## Start Provided entries

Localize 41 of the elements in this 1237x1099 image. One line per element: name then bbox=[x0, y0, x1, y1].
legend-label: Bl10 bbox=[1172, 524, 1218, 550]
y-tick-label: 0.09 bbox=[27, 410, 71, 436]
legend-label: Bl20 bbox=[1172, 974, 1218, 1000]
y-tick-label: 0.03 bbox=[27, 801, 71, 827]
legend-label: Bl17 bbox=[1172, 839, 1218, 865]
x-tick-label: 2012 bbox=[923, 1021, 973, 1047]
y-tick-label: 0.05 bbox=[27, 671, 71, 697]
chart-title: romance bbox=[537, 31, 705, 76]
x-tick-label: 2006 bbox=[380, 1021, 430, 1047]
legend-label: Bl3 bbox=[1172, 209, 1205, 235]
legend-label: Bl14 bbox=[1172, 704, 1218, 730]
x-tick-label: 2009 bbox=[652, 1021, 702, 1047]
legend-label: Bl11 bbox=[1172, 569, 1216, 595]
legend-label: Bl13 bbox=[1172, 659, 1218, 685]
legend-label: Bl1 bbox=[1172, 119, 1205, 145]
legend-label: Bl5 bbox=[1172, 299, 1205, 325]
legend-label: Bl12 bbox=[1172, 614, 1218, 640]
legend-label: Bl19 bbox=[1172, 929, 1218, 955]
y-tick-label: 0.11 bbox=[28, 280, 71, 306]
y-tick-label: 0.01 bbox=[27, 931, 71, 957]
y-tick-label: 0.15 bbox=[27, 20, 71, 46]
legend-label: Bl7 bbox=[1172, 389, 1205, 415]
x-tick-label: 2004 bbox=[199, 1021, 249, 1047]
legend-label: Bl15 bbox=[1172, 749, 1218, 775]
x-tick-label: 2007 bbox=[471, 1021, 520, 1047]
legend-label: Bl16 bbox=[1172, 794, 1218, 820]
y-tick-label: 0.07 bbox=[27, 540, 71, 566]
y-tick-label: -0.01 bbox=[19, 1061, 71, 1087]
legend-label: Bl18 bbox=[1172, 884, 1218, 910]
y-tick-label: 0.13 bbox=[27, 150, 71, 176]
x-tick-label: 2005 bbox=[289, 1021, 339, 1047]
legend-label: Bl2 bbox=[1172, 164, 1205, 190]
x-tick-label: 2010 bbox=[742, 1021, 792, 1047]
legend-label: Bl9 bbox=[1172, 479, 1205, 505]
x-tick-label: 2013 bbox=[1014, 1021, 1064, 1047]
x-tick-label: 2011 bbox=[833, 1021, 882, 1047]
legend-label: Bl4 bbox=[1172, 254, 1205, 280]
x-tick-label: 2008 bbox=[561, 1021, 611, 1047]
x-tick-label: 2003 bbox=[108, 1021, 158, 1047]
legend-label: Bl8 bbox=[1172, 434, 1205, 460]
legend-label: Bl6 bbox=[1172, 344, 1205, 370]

## End Provided entries

#### [Given exercise]
Return the lines of the records exactly, from the start of the records up to and including the line that contains "x-tick-label: 2009 bbox=[652, 1021, 702, 1047]".

#### [Task solution]
Localize 41 of the elements in this 1237x1099 image. One line per element: name then bbox=[x0, y0, x1, y1].
legend-label: Bl10 bbox=[1172, 524, 1218, 550]
y-tick-label: 0.09 bbox=[27, 410, 71, 436]
legend-label: Bl20 bbox=[1172, 974, 1218, 1000]
y-tick-label: 0.03 bbox=[27, 801, 71, 827]
legend-label: Bl17 bbox=[1172, 839, 1218, 865]
x-tick-label: 2012 bbox=[923, 1021, 973, 1047]
y-tick-label: 0.05 bbox=[27, 671, 71, 697]
chart-title: romance bbox=[537, 31, 705, 76]
x-tick-label: 2006 bbox=[380, 1021, 430, 1047]
legend-label: Bl3 bbox=[1172, 209, 1205, 235]
legend-label: Bl14 bbox=[1172, 704, 1218, 730]
x-tick-label: 2009 bbox=[652, 1021, 702, 1047]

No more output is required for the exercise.